▶ [Required task]
Leaving out the pictures, transcribe all of the records faithfully.

━━━━━━━━━━━━━━━━━━━━━━━━━━━━━━

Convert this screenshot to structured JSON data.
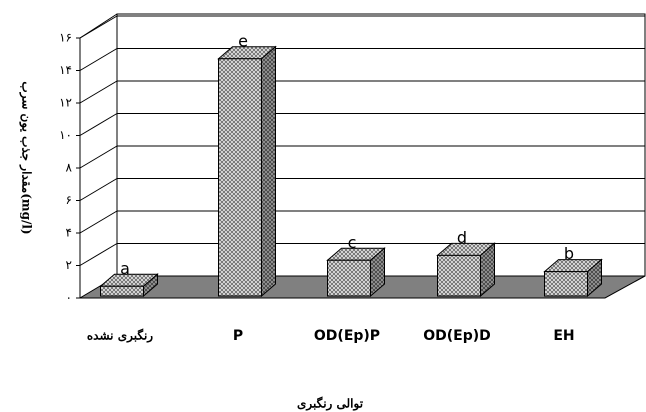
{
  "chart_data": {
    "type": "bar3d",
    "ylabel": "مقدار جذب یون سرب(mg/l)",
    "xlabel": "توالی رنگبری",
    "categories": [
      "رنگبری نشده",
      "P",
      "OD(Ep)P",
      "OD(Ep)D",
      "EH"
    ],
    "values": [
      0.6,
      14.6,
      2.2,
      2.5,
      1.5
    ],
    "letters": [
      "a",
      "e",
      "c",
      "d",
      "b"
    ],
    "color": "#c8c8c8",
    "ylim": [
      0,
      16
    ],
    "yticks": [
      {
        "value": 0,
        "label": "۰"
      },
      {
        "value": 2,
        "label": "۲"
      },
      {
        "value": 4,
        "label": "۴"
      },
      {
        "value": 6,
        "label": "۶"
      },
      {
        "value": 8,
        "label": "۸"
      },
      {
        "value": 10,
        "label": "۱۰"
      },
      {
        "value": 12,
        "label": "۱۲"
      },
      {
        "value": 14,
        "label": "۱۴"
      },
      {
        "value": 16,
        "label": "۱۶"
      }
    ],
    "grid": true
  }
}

━━━━━━━━━━━━━━━━━━━━━━━━━━━━━━

▶ [Worked answer]
Convert this screenshot to structured JSON data.
{
  "chart_data": {
    "type": "bar3d",
    "ylabel": "مقدار جذب یون سرب(mg/l)",
    "xlabel": "توالی رنگبری",
    "categories": [
      "رنگبری نشده",
      "P",
      "OD(Ep)P",
      "OD(Ep)D",
      "EH"
    ],
    "values": [
      0.6,
      14.6,
      2.2,
      2.5,
      1.5
    ],
    "letters": [
      "a",
      "e",
      "c",
      "d",
      "b"
    ],
    "color": "#c8c8c8",
    "ylim": [
      0,
      16
    ],
    "yticks": [
      {
        "value": 0,
        "label": "۰"
      },
      {
        "value": 2,
        "label": "۲"
      },
      {
        "value": 4,
        "label": "۴"
      },
      {
        "value": 6,
        "label": "۶"
      },
      {
        "value": 8,
        "label": "۸"
      },
      {
        "value": 10,
        "label": "۱۰"
      },
      {
        "value": 12,
        "label": "۱۲"
      },
      {
        "value": 14,
        "label": "۱۴"
      },
      {
        "value": 16,
        "label": "۱۶"
      }
    ],
    "grid": true
  }
}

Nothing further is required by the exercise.